Records about charts and figures
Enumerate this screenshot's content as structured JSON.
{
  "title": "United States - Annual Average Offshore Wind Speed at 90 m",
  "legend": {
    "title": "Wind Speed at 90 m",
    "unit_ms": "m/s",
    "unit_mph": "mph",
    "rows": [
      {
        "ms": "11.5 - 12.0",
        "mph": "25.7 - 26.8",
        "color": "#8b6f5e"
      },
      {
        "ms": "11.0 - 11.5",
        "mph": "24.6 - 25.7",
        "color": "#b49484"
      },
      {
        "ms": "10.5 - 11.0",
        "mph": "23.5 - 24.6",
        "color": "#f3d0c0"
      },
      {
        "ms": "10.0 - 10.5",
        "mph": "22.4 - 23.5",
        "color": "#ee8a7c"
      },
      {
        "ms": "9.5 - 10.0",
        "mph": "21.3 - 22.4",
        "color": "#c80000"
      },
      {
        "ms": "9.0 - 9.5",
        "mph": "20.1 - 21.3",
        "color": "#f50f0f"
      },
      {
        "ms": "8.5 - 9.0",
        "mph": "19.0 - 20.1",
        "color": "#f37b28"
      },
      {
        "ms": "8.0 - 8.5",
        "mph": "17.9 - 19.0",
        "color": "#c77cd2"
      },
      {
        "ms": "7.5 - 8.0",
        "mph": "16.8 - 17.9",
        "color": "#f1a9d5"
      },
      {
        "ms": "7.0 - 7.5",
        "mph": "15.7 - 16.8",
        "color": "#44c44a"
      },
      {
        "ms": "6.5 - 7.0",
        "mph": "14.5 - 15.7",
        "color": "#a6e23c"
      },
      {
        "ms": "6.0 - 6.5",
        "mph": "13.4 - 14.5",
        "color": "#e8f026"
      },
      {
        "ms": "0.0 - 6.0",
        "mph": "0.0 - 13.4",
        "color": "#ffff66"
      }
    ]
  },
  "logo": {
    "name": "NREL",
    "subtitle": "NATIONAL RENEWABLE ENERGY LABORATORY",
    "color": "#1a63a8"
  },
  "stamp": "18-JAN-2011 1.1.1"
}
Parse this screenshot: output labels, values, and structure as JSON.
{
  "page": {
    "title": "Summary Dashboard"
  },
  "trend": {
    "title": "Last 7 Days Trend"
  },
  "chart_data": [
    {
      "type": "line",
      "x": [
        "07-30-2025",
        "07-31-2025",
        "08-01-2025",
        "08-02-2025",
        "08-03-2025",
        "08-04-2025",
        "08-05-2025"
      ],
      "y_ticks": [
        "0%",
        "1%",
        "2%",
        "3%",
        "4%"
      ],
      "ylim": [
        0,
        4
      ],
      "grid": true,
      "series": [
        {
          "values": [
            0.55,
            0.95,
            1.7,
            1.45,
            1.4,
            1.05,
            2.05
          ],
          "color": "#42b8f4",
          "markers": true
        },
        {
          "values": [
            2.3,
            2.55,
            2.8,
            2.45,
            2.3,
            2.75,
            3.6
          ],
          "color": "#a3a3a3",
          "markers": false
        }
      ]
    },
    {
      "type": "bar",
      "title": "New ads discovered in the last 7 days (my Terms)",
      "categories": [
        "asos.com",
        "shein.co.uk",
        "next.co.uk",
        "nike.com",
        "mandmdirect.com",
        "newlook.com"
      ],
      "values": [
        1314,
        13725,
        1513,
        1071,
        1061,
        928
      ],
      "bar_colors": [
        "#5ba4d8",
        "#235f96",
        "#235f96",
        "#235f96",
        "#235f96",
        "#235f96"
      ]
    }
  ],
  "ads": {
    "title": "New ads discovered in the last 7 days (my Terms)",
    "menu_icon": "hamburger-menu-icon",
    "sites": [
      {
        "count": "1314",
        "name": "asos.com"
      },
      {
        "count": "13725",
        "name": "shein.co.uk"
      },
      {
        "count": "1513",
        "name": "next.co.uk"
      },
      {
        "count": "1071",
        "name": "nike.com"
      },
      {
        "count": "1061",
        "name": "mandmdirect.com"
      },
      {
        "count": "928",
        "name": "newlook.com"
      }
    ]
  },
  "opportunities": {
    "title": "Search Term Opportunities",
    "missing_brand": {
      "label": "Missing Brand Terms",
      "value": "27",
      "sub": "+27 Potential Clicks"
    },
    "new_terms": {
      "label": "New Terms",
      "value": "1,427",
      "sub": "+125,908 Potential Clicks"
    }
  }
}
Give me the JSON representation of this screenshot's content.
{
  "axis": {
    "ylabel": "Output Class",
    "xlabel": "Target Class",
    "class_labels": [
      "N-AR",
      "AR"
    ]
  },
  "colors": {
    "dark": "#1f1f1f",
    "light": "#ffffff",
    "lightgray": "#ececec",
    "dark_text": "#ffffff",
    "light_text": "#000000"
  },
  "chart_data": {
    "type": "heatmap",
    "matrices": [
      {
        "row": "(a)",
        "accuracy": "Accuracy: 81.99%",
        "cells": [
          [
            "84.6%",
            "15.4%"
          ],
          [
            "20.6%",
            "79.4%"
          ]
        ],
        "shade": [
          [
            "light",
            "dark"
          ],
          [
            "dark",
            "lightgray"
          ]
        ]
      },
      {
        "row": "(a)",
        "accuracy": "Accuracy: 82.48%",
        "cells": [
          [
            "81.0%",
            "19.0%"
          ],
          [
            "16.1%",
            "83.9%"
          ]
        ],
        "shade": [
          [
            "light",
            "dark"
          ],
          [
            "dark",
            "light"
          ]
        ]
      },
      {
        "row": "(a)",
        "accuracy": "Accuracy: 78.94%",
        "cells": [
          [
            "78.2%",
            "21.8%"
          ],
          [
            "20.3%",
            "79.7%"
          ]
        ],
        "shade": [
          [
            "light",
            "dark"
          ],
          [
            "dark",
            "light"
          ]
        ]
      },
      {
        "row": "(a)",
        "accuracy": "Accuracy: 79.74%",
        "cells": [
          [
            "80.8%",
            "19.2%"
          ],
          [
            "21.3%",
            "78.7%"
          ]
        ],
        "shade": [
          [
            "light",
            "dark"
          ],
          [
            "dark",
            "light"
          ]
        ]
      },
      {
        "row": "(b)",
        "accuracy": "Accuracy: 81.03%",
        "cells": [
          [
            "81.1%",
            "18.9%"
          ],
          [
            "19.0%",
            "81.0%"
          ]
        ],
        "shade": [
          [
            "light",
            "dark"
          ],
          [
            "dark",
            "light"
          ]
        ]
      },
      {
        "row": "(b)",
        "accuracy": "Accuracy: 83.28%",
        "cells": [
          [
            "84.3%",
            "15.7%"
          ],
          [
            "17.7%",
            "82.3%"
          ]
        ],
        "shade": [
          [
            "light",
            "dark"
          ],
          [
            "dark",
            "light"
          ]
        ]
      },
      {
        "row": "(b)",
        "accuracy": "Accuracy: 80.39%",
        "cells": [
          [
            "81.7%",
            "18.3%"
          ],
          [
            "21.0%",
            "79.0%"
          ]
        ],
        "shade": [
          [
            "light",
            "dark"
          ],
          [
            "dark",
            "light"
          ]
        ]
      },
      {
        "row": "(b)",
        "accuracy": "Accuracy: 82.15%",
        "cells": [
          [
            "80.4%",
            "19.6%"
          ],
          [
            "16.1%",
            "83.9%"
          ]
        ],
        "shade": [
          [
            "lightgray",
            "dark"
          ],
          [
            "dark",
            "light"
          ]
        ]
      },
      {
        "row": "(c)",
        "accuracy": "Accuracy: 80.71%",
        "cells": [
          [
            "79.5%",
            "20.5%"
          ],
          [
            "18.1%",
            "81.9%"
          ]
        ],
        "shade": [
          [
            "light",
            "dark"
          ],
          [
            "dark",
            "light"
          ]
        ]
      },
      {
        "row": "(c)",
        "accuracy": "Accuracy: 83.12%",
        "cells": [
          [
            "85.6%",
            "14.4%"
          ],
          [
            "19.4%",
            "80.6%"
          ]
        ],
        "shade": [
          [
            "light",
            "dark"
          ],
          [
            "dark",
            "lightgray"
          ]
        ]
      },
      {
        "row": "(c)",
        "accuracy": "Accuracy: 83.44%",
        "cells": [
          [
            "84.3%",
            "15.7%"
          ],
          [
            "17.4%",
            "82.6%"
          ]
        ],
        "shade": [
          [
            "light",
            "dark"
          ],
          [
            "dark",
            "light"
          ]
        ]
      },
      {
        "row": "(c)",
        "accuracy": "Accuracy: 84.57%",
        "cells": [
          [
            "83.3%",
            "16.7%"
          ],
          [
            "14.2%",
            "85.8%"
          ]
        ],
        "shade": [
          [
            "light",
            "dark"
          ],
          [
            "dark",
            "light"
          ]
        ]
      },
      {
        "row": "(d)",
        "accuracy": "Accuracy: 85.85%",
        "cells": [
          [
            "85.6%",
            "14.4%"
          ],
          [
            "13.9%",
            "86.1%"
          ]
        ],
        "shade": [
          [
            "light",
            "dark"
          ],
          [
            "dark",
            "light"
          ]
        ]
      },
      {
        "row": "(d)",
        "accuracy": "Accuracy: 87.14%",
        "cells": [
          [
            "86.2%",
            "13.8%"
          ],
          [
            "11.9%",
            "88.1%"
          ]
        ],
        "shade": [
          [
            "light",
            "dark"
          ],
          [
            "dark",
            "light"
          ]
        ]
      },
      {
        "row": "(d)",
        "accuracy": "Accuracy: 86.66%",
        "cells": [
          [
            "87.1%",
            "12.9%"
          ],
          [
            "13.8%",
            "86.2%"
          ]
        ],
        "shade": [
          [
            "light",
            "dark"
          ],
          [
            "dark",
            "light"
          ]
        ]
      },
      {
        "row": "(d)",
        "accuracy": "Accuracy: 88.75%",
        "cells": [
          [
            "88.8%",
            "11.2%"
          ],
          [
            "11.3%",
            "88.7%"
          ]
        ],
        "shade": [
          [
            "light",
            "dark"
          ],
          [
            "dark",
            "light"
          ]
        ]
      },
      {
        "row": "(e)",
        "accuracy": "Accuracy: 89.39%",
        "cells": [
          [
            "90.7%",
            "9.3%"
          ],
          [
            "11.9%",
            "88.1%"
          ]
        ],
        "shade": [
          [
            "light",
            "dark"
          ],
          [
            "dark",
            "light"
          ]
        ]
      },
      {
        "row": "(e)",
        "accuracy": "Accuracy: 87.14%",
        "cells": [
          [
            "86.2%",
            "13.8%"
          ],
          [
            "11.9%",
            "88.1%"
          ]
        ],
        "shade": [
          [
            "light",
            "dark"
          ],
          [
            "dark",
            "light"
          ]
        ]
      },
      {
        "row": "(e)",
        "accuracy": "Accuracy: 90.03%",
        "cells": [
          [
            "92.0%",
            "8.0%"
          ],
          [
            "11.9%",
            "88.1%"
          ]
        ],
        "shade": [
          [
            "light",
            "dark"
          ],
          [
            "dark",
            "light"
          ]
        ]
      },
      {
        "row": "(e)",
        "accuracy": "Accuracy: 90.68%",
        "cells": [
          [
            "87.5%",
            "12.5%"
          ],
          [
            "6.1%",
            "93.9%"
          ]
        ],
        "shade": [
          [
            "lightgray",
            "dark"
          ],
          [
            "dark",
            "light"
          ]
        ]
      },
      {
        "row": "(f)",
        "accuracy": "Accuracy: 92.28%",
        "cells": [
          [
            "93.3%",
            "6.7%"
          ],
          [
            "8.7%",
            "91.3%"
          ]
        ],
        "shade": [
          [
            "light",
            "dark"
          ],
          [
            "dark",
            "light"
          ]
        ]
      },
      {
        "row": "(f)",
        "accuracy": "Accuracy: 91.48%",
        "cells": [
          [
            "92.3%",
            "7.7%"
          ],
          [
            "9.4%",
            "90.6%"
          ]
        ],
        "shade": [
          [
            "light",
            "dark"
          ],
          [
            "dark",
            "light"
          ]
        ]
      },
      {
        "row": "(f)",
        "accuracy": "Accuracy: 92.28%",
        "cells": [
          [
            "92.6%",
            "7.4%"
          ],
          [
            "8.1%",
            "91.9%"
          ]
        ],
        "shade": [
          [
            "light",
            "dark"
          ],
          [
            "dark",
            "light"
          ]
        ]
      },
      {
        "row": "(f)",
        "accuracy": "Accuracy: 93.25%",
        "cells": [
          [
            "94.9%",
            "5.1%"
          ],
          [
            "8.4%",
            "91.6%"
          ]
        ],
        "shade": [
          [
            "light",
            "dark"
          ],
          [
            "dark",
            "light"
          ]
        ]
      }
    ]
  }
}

WHAT NEEDS TO BE DONE.
From the listing above, copy all lines holding the word "Speed".

OUTPUT OF THE TASK.
  "title": "United States - Annual Average Offshore Wind Speed at 90 m",
    "title": "Wind Speed at 90 m",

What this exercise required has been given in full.